§ BRIEF
All of the material below is to be retyped exactly.

§ GIVEN INFORMATION
========================
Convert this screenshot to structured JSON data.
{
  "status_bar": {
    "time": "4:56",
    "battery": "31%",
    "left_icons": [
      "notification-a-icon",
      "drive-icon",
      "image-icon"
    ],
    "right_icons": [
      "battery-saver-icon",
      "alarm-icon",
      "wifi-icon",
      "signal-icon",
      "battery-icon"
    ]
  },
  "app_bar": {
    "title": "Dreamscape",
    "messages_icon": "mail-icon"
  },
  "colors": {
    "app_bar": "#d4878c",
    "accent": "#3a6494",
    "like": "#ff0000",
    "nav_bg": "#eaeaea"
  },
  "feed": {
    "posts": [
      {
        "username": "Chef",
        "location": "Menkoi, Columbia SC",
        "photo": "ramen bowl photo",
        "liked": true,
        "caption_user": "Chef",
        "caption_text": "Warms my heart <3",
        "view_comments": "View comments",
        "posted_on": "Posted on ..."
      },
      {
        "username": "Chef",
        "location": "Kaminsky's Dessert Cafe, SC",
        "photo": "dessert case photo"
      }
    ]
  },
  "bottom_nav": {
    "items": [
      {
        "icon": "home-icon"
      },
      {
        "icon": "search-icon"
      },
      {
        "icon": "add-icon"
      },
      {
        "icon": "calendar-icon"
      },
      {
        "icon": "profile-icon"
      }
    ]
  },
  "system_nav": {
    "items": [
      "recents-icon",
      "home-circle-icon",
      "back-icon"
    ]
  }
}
========================
§ COMPLETE RESPONSE
Convert this screenshot to structured JSON data.
{
  "status_bar": {
    "time": "4:56",
    "battery": "31%",
    "left_icons": [
      "notification-a-icon",
      "drive-icon",
      "image-icon"
    ],
    "right_icons": [
      "battery-saver-icon",
      "alarm-icon",
      "wifi-icon",
      "signal-icon",
      "battery-icon"
    ]
  },
  "app_bar": {
    "title": "Dreamscape",
    "messages_icon": "mail-icon"
  },
  "colors": {
    "app_bar": "#d4878c",
    "accent": "#3a6494",
    "like": "#ff0000",
    "nav_bg": "#eaeaea"
  },
  "feed": {
    "posts": [
      {
        "username": "Chef",
        "location": "Menkoi, Columbia SC",
        "photo": "ramen bowl photo",
        "liked": true,
        "caption_user": "Chef",
        "caption_text": "Warms my heart <3",
        "view_comments": "View comments",
        "posted_on": "Posted on ..."
      },
      {
        "username": "Chef",
        "location": "Kaminsky's Dessert Cafe, SC",
        "photo": "dessert case photo"
      }
    ]
  },
  "bottom_nav": {
    "items": [
      {
        "icon": "home-icon"
      },
      {
        "icon": "search-icon"
      },
      {
        "icon": "add-icon"
      },
      {
        "icon": "calendar-icon"
      },
      {
        "icon": "profile-icon"
      }
    ]
  },
  "system_nav": {
    "items": [
      "recents-icon",
      "home-circle-icon",
      "back-icon"
    ]
  }
}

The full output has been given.